- **GOAL**
Write out the entire listing below exactly, with the pictures left out.

- **EXTRACTED RECORDS**
#####

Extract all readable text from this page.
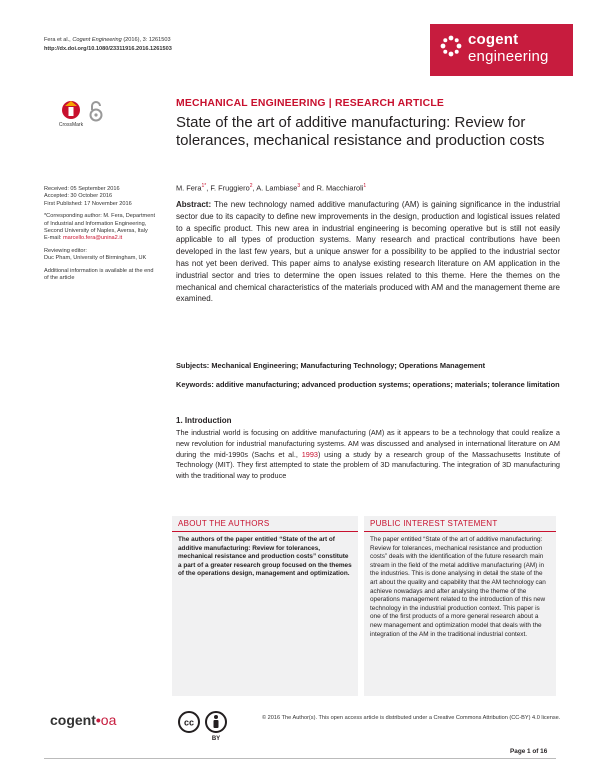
Fera et al., Cogent Engineering (2016), 3: 1261503
http://dx.doi.org/10.1080/23311916.2016.1261503
cogent
engineering
CrossMark
MECHANICAL ENGINEERING | RESEARCH ARTICLE
State of the art of additive manufacturing: Review for tolerances, mechanical resistance and production costs
M. Fera$^{1*}$, F. Fruggiero$^2$, A. Lambiase$^3$ and R. Macchiaroli$^1$

Received: 05 September 2016
Accepted: 30 October 2016
First Published: 17 November 2016

*Corresponding author: M. Fera, Department of Industrial and Information Engineering, Second University of Naples, Aversa, Italy
E-mail: marcello.fera@unina2.it

Reviewing editor:
Duc Pham, University of Birmingham, UK

Additional information is available at the end of the article

Abstract: The new technology named additive manufacturing (AM) is gaining significance in the industrial sector due to its capacity to define new improvements in the design, production and logistical issues related to a specific product. This new area in industrial engineering is becoming operative but is still not easily applicable to all types of production systems. Many research and practical contributions have been developed in the last few years, but a unique answer for a possibility to be applied to the industrial sector has not yet been derived. This paper aims to analyse existing research literature on AM application in the industrial sector and tries to determine the open issues related to this theme. Here the themes on the mechanical and chemical characteristics of the materials produced with AM and the management theme are examined.
Subjects: Mechanical Engineering; Manufacturing Technology; Operations Management
Keywords: additive manufacturing; advanced production systems; operations; materials; tolerance limitation
1. Introduction
The industrial world is focusing on additive manufacturing (AM) as it appears to be a technology that could realize a new revolution for industrial manufacturing systems. AM was discussed and analysed in international literature on AM during the mid-1990s (Sachs et al., 1993) using a study by a research group of the Massachusetts Institute of Technology (MIT). They first attempted to state the problem of 3D manufacturing. The integration of 3D manufacturing with the traditional way to produce
ABOUT THE AUTHORS
The authors of the paper entitled “State of the art of additive manufacturing: Review for tolerances, mechanical resistance and production costs” constitute a part of a greater research group focused on the themes of the operations design, management and optimization.
PUBLIC INTEREST STATEMENT
The paper entitled “State of the art of additive manufacturing: Review for tolerances, mechanical resistance and production costs” deals with the identification of the future research main stream in the field of the metal additive manufacturing (AM) in the industries. This is done analysing in detail the state of the art about the quality and capability that the AM technology can achieve nowadays and after analysing the theme of the operations management related to the introduction of this new technology in the industrial production context. This paper is one of the first products of a more general research about a new management and optimization model that deals with the integration of the AM in the traditional industrial context.
cogent•oa	cc
BY
© 2016 The Author(s). This open access article is distributed under a Creative Commons Attribution (CC-BY) 4.0 license.
Page 1 of 16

#####

- **THE RESPONSE**
Extract all readable text from this page.
Fera et al., Cogent Engineering (2016), 3: 1261503
http://dx.doi.org/10.1080/23311916.2016.1261503
cogent
engineering
CrossMark
MECHANICAL ENGINEERING | RESEARCH ARTICLE
State of the art of additive manufacturing: Review for tolerances, mechanical resistance and production costs
M. Fera$^{1*}$, F. Fruggiero$^2$, A. Lambiase$^3$ and R. Macchiaroli$^1$

Received: 05 September 2016
Accepted: 30 October 2016
First Published: 17 November 2016

*Corresponding author: M. Fera, Department of Industrial and Information Engineering, Second University of Naples, Aversa, Italy
E-mail: marcello.fera@unina2.it

Reviewing editor:
Duc Pham, University of Birmingham, UK

Additional information is available at the end of the article

Abstract: The new technology named additive manufacturing (AM) is gaining significance in the industrial sector due to its capacity to define new improvements in the design, production and logistical issues related to a specific product. This new area in industrial engineering is becoming operative but is still not easily applicable to all types of production systems. Many research and practical contributions have been developed in the last few years, but a unique answer for a possibility to be applied to the industrial sector has not yet been derived. This paper aims to analyse existing research literature on AM application in the industrial sector and tries to determine the open issues related to this theme. Here the themes on the mechanical and chemical characteristics of the materials produced with AM and the management theme are examined.
Subjects: Mechanical Engineering; Manufacturing Technology; Operations Management
Keywords: additive manufacturing; advanced production systems; operations; materials; tolerance limitation
1. Introduction
The industrial world is focusing on additive manufacturing (AM) as it appears to be a technology that could realize a new revolution for industrial manufacturing systems. AM was discussed and analysed in international literature on AM during the mid-1990s (Sachs et al., 1993) using a study by a research group of the Massachusetts Institute of Technology (MIT). They first attempted to state the problem of 3D manufacturing. The integration of 3D manufacturing with the traditional way to produce
ABOUT THE AUTHORS
The authors of the paper entitled “State of the art of additive manufacturing: Review for tolerances, mechanical resistance and production costs” constitute a part of a greater research group focused on the themes of the operations design, management and optimization.
PUBLIC INTEREST STATEMENT
The paper entitled “State of the art of additive manufacturing: Review for tolerances, mechanical resistance and production costs” deals with the identification of the future research main stream in the field of the metal additive manufacturing (AM) in the industries. This is done analysing in detail the state of the art about the quality and capability that the AM technology can achieve nowadays and after analysing the theme of the operations management related to the introduction of this new technology in the industrial production context. This paper is one of the first products of a more general research about a new management and optimization model that deals with the integration of the AM in the traditional industrial context.
cogent•oa	cc
BY
© 2016 The Author(s). This open access article is distributed under a Creative Commons Attribution (CC-BY) 4.0 license.
Page 1 of 16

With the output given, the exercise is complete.